▶ _WHAT TO DO_
Count every line where "Build" shows up, and give that number only.

%%

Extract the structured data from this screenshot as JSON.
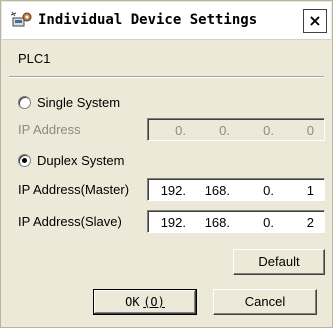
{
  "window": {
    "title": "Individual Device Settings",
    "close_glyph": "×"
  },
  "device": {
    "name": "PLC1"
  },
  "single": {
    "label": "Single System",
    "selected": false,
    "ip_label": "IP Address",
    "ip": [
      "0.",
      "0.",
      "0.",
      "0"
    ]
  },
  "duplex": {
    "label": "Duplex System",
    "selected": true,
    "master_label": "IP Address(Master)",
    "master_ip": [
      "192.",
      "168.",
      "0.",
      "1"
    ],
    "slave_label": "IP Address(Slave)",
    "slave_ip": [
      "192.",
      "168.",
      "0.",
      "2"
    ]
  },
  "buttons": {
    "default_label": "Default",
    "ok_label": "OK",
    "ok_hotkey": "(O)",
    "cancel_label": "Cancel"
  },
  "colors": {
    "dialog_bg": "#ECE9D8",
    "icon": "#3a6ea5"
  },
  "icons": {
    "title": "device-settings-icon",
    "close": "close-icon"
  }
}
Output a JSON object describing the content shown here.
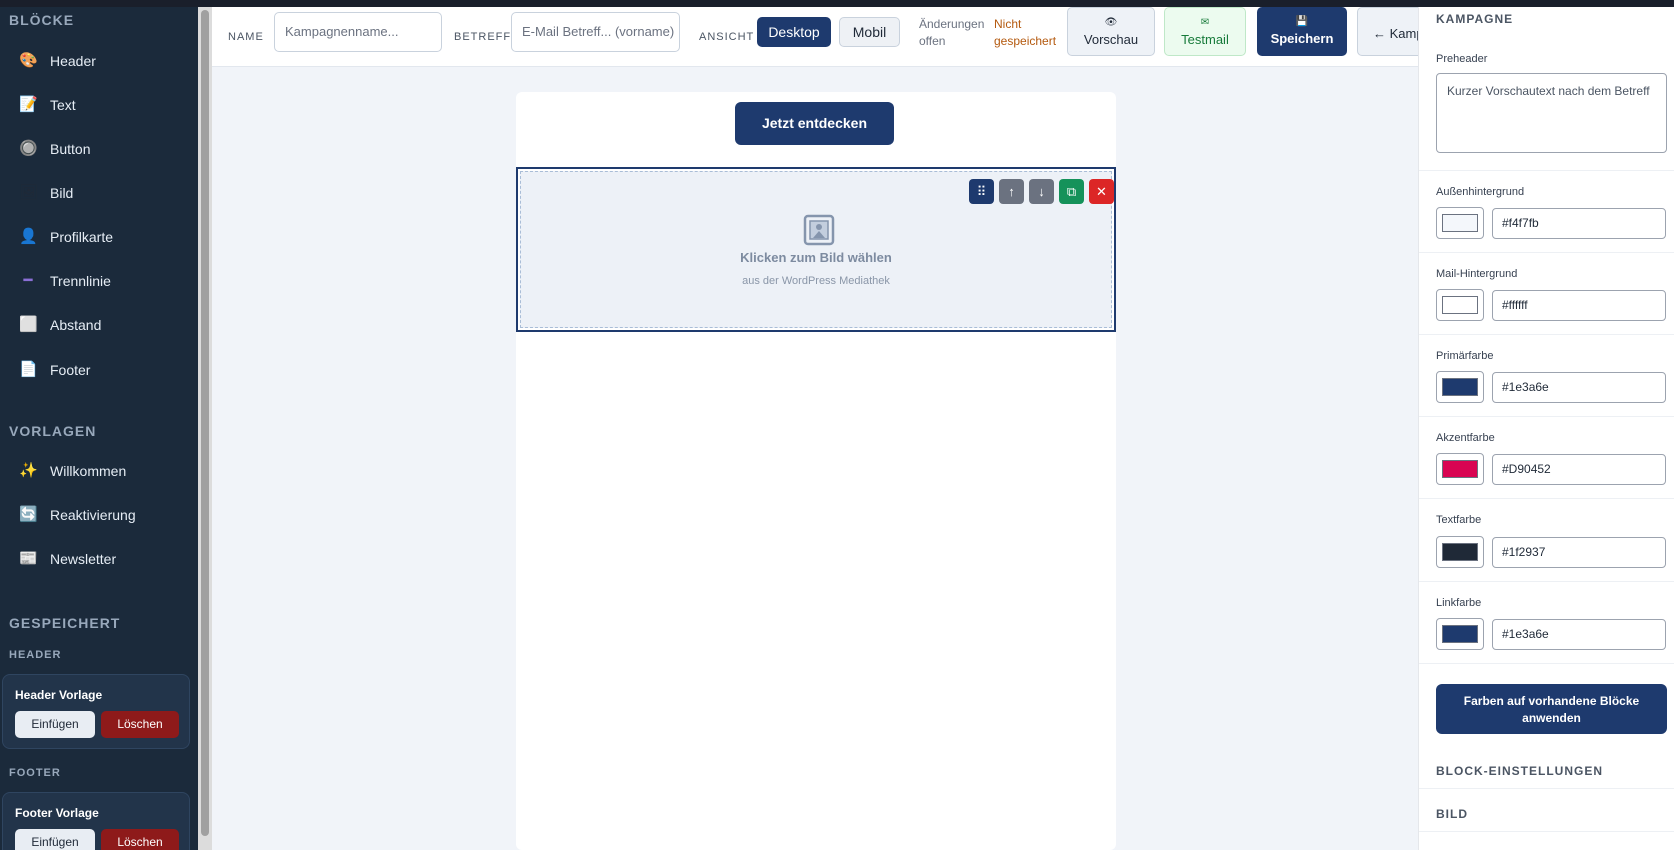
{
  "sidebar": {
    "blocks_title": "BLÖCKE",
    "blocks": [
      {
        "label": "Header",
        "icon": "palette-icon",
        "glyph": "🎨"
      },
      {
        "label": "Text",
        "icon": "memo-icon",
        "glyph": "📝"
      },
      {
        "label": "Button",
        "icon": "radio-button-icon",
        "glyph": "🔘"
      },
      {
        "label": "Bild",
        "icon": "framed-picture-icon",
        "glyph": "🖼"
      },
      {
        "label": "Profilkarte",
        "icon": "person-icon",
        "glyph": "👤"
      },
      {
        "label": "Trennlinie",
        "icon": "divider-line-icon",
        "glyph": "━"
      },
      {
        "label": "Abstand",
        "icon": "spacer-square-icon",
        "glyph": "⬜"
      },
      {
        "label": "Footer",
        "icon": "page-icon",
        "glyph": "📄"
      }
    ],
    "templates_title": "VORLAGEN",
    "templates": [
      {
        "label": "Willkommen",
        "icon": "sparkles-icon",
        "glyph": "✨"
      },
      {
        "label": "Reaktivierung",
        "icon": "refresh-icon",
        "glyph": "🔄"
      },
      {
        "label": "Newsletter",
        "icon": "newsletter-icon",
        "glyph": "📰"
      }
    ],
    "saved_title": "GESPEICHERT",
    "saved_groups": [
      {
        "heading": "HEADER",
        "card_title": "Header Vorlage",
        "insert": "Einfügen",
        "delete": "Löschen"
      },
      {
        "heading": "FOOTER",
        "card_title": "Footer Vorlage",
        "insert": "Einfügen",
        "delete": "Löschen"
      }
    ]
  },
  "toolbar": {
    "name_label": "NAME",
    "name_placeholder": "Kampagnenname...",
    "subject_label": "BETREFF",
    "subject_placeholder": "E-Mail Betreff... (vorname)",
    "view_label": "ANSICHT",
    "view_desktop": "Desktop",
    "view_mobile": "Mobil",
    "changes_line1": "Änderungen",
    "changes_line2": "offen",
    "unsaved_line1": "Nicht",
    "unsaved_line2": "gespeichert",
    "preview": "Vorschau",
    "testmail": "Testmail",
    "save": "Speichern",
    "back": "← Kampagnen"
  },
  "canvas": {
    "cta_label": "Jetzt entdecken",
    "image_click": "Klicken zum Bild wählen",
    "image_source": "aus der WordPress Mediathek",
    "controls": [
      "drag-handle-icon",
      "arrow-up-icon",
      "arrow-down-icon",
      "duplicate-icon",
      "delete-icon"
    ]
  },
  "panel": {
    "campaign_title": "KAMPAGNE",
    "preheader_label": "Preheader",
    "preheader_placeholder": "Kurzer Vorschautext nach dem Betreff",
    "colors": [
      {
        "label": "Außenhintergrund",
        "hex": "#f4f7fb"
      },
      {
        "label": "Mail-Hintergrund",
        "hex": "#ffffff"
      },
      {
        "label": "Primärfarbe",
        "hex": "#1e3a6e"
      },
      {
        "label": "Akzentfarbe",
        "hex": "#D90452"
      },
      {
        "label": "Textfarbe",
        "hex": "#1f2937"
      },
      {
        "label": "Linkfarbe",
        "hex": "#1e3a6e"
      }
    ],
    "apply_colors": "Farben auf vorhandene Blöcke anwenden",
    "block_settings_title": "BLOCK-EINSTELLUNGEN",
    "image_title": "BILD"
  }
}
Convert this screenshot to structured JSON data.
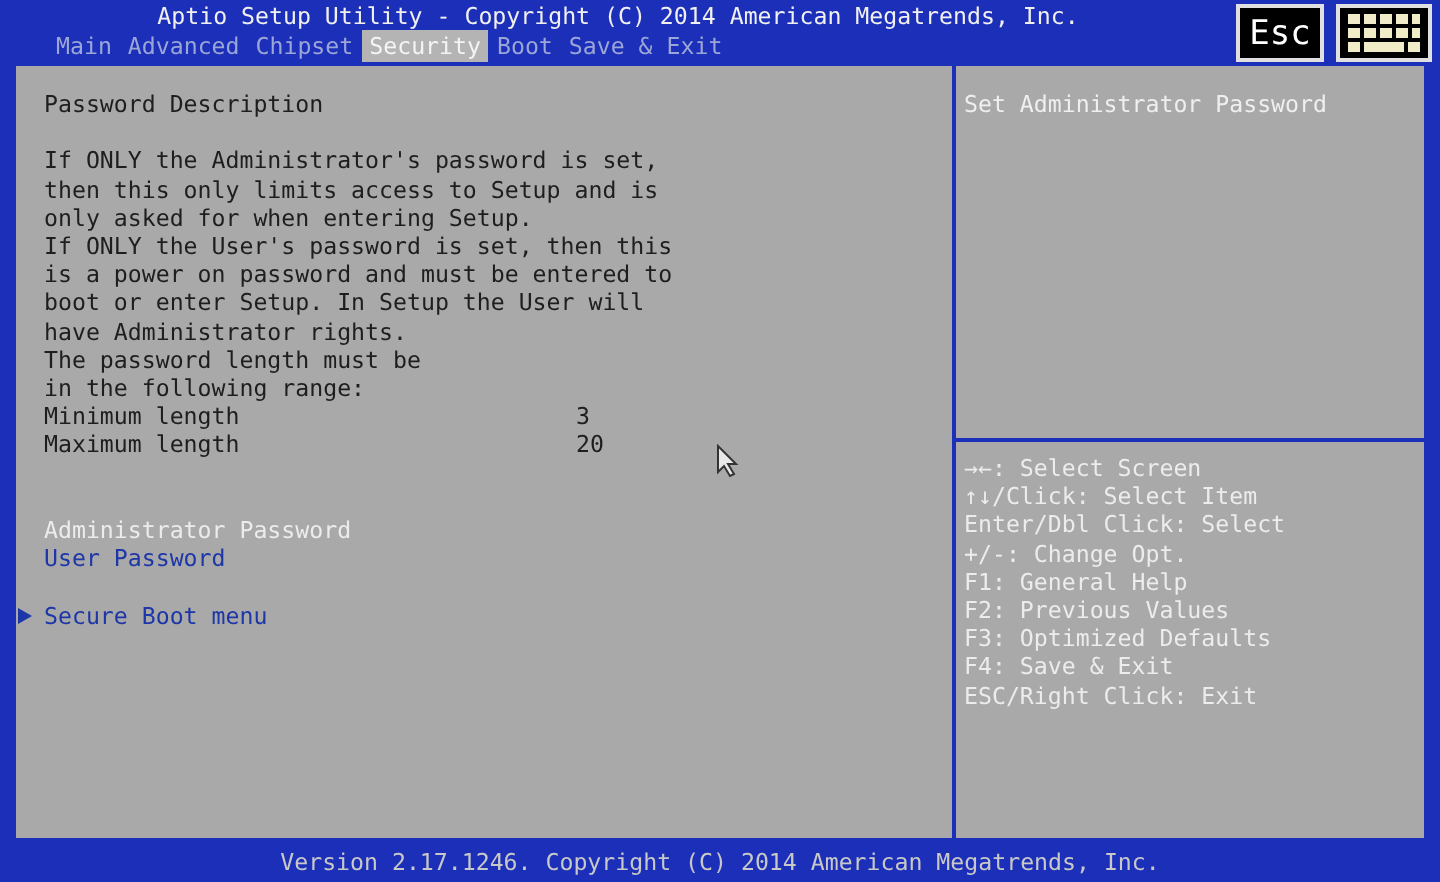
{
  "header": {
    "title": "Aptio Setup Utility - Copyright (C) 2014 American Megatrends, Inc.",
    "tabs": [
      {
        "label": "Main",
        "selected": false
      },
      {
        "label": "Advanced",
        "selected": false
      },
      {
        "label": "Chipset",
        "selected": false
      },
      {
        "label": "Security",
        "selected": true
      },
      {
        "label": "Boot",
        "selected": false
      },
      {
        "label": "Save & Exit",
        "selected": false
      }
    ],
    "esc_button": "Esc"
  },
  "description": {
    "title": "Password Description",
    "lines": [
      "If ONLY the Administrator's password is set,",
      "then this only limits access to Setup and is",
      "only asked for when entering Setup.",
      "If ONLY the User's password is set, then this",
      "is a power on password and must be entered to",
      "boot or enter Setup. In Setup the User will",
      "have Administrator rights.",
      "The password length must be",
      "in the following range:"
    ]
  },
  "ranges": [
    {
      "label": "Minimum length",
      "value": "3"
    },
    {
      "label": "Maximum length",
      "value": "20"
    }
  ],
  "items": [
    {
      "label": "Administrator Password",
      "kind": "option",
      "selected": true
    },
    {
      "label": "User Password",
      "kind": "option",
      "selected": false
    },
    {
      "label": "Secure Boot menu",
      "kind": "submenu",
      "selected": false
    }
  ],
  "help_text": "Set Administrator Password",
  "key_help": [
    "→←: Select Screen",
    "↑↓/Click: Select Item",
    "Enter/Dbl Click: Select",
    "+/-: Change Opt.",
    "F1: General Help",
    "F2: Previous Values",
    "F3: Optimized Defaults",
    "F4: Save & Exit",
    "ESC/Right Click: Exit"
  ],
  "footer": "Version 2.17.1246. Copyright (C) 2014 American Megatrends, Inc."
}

%%
%%

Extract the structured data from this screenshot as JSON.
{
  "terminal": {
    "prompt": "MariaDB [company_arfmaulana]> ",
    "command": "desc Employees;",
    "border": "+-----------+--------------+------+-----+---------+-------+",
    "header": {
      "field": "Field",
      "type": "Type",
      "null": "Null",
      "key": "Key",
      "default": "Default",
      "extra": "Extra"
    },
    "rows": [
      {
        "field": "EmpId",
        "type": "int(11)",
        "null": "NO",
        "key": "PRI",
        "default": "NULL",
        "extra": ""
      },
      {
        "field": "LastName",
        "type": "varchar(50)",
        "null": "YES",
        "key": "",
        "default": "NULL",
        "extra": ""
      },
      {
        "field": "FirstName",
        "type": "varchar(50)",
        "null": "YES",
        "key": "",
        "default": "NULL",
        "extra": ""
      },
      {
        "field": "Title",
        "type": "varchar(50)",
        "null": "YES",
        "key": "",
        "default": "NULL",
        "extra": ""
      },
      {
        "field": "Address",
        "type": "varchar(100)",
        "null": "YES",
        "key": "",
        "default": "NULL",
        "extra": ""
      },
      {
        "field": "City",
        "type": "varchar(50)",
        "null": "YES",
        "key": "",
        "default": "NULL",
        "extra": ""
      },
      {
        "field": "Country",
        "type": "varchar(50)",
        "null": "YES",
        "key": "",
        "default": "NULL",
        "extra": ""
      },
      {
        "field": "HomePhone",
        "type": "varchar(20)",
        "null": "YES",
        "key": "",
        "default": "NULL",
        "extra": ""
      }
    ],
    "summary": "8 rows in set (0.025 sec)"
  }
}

%%
%%

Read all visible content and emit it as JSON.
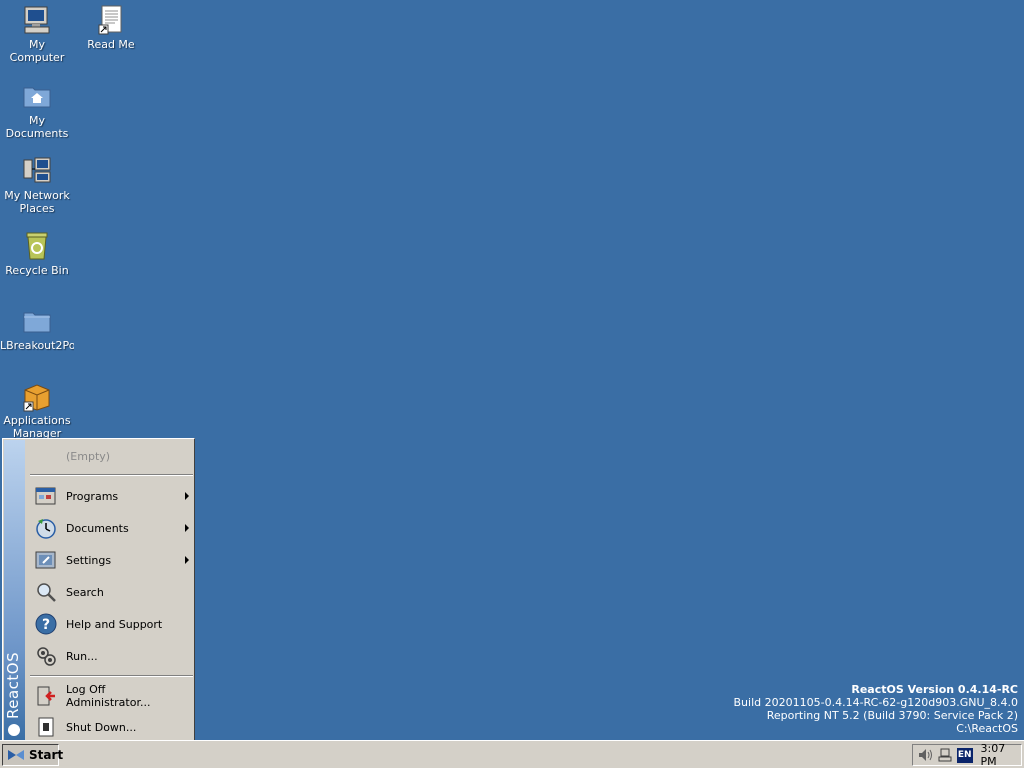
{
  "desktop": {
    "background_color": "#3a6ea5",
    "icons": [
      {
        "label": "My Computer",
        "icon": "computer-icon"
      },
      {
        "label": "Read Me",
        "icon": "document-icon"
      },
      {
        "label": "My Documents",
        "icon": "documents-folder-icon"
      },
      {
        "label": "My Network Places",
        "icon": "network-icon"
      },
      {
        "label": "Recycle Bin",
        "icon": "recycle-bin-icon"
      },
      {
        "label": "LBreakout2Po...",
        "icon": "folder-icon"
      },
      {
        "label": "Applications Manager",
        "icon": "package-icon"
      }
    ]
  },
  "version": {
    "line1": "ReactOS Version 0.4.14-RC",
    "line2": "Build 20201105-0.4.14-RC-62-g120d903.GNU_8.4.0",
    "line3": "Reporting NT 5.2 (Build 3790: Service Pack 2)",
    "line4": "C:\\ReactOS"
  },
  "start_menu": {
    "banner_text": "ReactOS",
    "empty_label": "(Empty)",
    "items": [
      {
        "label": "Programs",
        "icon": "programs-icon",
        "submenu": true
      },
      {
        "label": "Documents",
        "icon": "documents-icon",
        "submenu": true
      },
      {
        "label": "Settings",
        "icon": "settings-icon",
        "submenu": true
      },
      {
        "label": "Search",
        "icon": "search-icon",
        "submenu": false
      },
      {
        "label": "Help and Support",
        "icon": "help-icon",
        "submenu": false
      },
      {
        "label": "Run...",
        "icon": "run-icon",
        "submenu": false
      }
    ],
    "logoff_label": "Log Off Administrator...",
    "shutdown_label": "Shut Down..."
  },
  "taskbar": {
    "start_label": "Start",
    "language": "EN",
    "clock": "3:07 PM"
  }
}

%%

▶ _RESPONSE TO THIS EXERCISE_
2